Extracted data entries
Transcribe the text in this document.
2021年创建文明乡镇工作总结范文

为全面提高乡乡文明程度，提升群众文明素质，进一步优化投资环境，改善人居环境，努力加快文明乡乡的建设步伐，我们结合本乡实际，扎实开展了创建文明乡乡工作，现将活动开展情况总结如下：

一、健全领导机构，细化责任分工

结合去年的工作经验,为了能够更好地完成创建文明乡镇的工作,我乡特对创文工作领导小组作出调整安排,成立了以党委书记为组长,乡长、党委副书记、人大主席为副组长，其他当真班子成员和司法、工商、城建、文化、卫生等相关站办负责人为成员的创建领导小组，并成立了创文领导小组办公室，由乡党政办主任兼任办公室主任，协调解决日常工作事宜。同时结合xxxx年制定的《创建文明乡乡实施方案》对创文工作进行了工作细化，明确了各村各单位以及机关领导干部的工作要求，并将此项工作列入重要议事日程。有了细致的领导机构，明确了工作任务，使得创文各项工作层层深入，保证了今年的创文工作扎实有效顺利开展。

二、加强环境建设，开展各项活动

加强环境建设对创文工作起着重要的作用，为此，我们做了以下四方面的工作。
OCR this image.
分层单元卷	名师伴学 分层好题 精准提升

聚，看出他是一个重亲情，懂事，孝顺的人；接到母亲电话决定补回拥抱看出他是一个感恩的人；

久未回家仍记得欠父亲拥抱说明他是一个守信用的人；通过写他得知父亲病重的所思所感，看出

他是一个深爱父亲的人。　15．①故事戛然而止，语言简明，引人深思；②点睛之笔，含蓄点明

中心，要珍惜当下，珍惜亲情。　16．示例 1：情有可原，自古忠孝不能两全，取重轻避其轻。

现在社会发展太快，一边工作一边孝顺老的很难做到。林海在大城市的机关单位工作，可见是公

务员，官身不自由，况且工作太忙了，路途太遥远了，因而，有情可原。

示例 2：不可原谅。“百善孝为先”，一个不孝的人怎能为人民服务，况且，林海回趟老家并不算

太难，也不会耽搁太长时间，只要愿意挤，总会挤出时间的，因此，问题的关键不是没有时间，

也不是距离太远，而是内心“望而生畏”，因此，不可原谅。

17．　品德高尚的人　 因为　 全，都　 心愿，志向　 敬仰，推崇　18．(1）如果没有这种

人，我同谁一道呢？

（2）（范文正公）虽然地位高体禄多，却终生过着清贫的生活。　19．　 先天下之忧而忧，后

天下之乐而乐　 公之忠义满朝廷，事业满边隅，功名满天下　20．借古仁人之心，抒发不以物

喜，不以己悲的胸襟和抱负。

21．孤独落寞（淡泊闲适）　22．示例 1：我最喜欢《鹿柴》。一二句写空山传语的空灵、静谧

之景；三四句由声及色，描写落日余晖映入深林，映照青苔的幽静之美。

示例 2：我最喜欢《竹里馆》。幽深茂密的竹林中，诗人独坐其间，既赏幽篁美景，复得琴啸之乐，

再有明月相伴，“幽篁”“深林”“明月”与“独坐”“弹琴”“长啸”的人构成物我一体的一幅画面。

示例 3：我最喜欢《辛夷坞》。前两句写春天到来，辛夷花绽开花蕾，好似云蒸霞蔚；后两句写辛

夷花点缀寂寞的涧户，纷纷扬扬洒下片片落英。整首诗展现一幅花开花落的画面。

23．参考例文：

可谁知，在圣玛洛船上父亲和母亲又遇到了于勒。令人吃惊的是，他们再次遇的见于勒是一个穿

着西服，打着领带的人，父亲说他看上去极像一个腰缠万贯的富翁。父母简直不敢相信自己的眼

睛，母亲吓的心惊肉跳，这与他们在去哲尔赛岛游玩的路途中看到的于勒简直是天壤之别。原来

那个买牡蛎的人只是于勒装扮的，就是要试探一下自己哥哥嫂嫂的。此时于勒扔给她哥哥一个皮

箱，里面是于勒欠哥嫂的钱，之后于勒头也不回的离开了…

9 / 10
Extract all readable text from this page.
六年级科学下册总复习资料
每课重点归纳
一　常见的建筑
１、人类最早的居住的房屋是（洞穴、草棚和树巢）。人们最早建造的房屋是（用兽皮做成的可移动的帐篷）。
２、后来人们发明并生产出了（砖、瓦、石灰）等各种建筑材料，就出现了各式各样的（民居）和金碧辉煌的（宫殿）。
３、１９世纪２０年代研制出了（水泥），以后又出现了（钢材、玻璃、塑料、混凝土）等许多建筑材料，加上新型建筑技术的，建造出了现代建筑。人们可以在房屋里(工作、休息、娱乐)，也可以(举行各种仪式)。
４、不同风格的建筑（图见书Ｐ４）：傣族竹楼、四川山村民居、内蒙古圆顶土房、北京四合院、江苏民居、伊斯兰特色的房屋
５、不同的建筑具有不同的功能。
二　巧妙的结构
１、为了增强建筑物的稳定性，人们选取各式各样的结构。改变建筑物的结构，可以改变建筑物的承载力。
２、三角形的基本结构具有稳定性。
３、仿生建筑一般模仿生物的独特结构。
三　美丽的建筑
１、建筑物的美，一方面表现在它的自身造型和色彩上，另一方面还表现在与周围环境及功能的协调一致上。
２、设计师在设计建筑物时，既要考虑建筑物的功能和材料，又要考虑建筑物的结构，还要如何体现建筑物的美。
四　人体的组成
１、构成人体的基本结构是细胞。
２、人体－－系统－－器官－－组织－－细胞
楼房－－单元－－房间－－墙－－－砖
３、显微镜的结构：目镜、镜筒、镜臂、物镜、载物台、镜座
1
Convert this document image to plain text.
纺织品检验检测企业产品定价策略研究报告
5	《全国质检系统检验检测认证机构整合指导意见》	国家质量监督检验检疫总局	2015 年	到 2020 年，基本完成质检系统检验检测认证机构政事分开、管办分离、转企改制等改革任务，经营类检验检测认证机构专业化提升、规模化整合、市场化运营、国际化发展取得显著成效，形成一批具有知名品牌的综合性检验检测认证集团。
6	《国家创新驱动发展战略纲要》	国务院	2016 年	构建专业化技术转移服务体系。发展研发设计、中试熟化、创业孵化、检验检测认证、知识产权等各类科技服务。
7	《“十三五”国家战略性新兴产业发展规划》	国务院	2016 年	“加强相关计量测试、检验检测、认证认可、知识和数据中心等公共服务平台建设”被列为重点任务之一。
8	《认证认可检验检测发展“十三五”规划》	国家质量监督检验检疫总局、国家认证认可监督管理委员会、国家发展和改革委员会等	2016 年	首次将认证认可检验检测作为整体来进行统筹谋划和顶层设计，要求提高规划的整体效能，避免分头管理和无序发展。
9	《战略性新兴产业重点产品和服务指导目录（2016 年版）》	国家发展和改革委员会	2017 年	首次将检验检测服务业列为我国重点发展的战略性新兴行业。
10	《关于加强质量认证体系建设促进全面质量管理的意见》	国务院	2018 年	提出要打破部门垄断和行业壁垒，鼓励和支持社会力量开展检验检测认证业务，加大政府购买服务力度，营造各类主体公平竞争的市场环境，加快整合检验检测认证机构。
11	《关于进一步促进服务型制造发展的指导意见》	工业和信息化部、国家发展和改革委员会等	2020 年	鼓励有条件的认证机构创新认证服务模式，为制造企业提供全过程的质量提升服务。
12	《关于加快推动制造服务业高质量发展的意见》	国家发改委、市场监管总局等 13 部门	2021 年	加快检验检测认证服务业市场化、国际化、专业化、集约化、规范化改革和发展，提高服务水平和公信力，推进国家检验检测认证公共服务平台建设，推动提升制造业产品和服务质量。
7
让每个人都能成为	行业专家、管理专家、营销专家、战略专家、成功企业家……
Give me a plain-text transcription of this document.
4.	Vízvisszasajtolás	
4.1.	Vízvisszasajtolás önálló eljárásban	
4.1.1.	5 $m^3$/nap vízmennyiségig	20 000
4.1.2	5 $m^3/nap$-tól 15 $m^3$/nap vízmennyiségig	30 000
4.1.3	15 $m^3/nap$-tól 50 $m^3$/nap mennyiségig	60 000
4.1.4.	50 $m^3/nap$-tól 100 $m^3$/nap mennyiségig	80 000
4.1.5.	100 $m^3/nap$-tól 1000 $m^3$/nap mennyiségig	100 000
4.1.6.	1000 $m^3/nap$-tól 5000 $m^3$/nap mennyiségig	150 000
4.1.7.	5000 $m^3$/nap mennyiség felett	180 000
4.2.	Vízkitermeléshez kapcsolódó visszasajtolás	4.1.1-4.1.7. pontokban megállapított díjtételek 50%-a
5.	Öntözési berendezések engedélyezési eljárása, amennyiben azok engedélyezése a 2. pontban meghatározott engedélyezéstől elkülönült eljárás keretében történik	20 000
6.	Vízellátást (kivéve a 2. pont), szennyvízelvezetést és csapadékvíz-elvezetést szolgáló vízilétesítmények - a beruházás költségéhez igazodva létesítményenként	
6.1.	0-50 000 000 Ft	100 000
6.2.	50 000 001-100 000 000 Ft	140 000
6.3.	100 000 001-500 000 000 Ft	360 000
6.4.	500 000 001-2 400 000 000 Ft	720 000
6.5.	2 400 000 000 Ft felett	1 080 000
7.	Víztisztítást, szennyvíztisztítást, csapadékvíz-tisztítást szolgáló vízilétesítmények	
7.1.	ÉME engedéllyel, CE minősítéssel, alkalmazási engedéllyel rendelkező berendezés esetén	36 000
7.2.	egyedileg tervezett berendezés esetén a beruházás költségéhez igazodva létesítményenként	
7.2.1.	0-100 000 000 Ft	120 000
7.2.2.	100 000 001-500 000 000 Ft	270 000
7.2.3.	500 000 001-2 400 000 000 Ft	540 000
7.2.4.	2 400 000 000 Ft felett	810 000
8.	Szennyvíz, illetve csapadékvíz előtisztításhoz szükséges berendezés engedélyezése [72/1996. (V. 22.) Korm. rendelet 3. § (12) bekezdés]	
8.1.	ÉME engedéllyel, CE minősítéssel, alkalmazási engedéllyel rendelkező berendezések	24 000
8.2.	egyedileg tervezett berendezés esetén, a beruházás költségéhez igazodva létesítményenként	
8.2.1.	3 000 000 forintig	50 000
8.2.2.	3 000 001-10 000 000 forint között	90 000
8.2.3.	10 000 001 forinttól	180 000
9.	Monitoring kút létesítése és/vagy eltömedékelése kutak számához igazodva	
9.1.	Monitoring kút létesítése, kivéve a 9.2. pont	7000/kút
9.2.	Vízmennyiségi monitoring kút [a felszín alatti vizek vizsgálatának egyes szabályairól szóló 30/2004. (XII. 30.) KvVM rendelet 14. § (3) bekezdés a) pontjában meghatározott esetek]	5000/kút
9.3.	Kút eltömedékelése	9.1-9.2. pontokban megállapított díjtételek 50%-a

(Required task): Go through the records and copy each line with "this" in it.

(Solved problem):
Transcribe the text in this document.
OCR this image.
Extract all readable text from this page.
Convert this document image to plain text.
Give me a plain-text transcription of this document.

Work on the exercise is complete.